▸ Work instructions:
In the items below, would you print word for word the lines between the line holding "Text: CH₃: CH₃ — [83, 259, 105, 269]" and the line holding "Text: O: O — [116, 204, 127, 218]", inclusive?

========

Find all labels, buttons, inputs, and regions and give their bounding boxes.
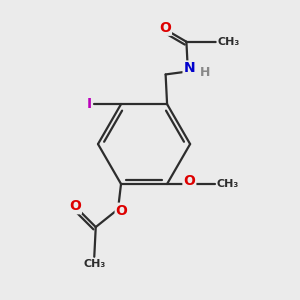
Text: CH₃: CH₃ — [83, 259, 105, 269]
Text: CH₃: CH₃ — [217, 179, 239, 189]
Text: CH₃: CH₃ — [218, 37, 240, 47]
Text: O: O — [183, 174, 195, 188]
Text: O: O — [69, 199, 81, 213]
Text: O: O — [159, 21, 171, 35]
Text: H: H — [200, 66, 210, 80]
Text: O: O — [116, 204, 127, 218]
Text: N: N — [184, 61, 195, 76]
Text: I: I — [86, 97, 92, 111]
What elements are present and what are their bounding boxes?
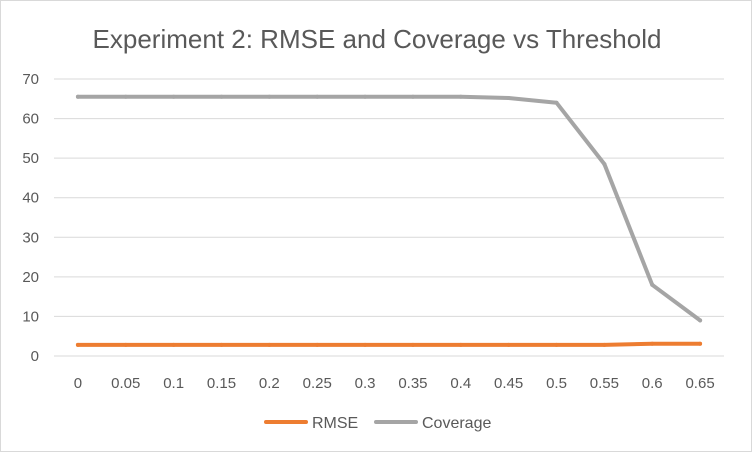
data-point-rmse bbox=[698, 341, 703, 346]
data-point-coverage bbox=[171, 94, 176, 99]
data-point-coverage bbox=[363, 94, 368, 99]
data-point-coverage bbox=[698, 318, 703, 323]
x-tick-label: 0 bbox=[74, 375, 82, 392]
data-point-coverage bbox=[506, 95, 511, 100]
data-point-rmse bbox=[410, 342, 415, 347]
gridlines bbox=[54, 78, 724, 357]
x-tick-label: 0.4 bbox=[450, 375, 471, 392]
x-tick-label: 0.45 bbox=[494, 375, 523, 392]
y-tick-label: 60 bbox=[22, 111, 39, 128]
series-line-rmse bbox=[75, 341, 703, 347]
legend: RMSE Coverage bbox=[264, 415, 491, 432]
data-point-coverage bbox=[554, 100, 559, 105]
x-tick-label: 0.3 bbox=[355, 375, 376, 392]
x-tick-label: 0.1 bbox=[163, 375, 184, 392]
x-tick-label: 0.2 bbox=[259, 375, 280, 392]
x-tick-label: 0.65 bbox=[685, 375, 714, 392]
y-axis: 0 10 20 30 40 50 60 70 bbox=[22, 71, 39, 365]
data-point-rmse bbox=[75, 342, 80, 347]
data-point-coverage bbox=[458, 94, 463, 99]
data-point-rmse bbox=[267, 342, 272, 347]
y-tick-label: 50 bbox=[22, 150, 39, 167]
data-point-coverage bbox=[267, 94, 272, 99]
data-point-rmse bbox=[315, 342, 320, 347]
y-tick-label: 70 bbox=[22, 71, 39, 88]
x-tick-label: 0.5 bbox=[546, 375, 567, 392]
data-point-coverage bbox=[410, 94, 415, 99]
data-point-coverage bbox=[75, 94, 80, 99]
data-point-rmse bbox=[602, 342, 607, 347]
data-point-rmse bbox=[219, 342, 224, 347]
data-point-coverage bbox=[315, 94, 320, 99]
x-axis: 0 0.05 0.1 0.15 0.2 0.25 0.3 0.35 0.4 0.45 0.5 0.55… bbox=[74, 375, 715, 392]
data-point-rmse bbox=[506, 342, 511, 347]
chart-title: Experiment 2: RMSE and Coverage vs Thres… bbox=[93, 24, 662, 54]
x-tick-label: 0.6 bbox=[642, 375, 663, 392]
data-point-rmse bbox=[650, 341, 655, 346]
data-point-coverage bbox=[650, 282, 655, 287]
data-point-coverage bbox=[602, 162, 607, 167]
x-tick-label: 0.15 bbox=[207, 375, 236, 392]
data-point-rmse bbox=[123, 342, 128, 347]
data-point-coverage bbox=[219, 94, 224, 99]
series-lines bbox=[75, 94, 703, 347]
y-tick-label: 30 bbox=[22, 229, 39, 246]
x-tick-label: 0.05 bbox=[111, 375, 140, 392]
series-line-coverage bbox=[75, 94, 703, 323]
data-point-rmse bbox=[458, 342, 463, 347]
legend-label-rmse: RMSE bbox=[312, 415, 358, 432]
y-tick-label: 0 bbox=[31, 348, 39, 365]
y-tick-label: 20 bbox=[22, 269, 39, 286]
legend-label-coverage: Coverage bbox=[422, 415, 491, 432]
y-tick-label: 10 bbox=[22, 308, 39, 325]
data-point-rmse bbox=[554, 342, 559, 347]
x-tick-label: 0.25 bbox=[303, 375, 332, 392]
x-tick-label: 0.55 bbox=[590, 375, 619, 392]
x-tick-label: 0.35 bbox=[398, 375, 427, 392]
data-point-rmse bbox=[363, 342, 368, 347]
data-point-rmse bbox=[171, 342, 176, 347]
y-tick-label: 40 bbox=[22, 190, 39, 207]
data-point-coverage bbox=[123, 94, 128, 99]
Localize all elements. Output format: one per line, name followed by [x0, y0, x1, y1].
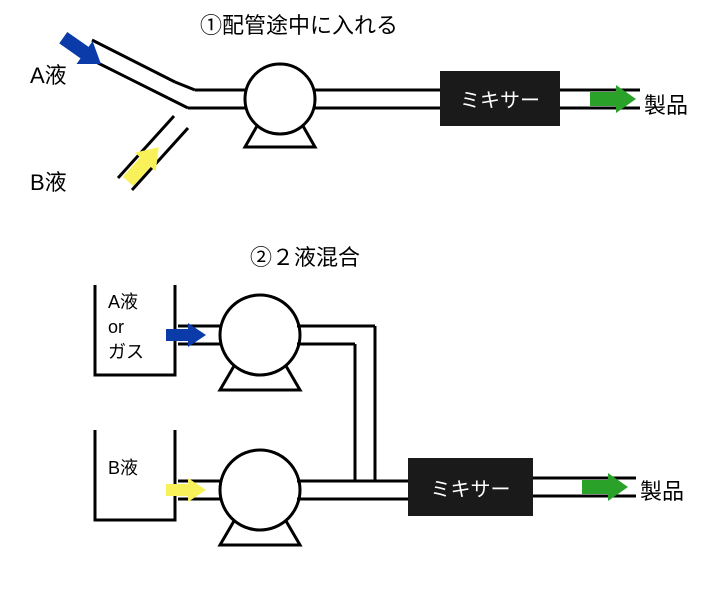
- diagram1-title: ①配管途中に入れる: [200, 8, 398, 40]
- d1-arrow-B: [118, 138, 170, 191]
- d2-tankA-label: A液 or ガス: [108, 290, 144, 366]
- d2-label-product: 製品: [640, 474, 684, 506]
- d2-tankB-label: B液: [108, 454, 138, 480]
- d1-label-B: B液: [30, 165, 67, 197]
- d2-mixer: ミキサー: [408, 458, 533, 516]
- d1-label-A: A液: [30, 58, 67, 90]
- diagram2-lines: [95, 285, 636, 545]
- d1-label-product: 製品: [644, 88, 688, 120]
- diagram-svg: [0, 0, 708, 600]
- d1-mixer: ミキサー: [440, 71, 560, 126]
- diagram2-title: ②２液混合: [250, 240, 360, 272]
- d2-tankA-line1: A液: [108, 292, 138, 312]
- d2-tankA-line2: or: [108, 317, 124, 337]
- d2-tankA-line3: ガス: [108, 342, 144, 362]
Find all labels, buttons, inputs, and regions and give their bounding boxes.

========

▸ Output for this exercise:
Text: CH₃: CH₃ — [83, 259, 105, 269]
Text: CH₃: CH₃ — [217, 179, 239, 189]
Text: CH₃: CH₃ — [218, 37, 240, 47]
Text: O: O — [183, 174, 195, 188]
Text: O: O — [69, 199, 81, 213]
Text: O: O — [159, 21, 171, 35]
Text: H: H — [200, 66, 210, 80]
Text: O: O — [116, 204, 127, 218]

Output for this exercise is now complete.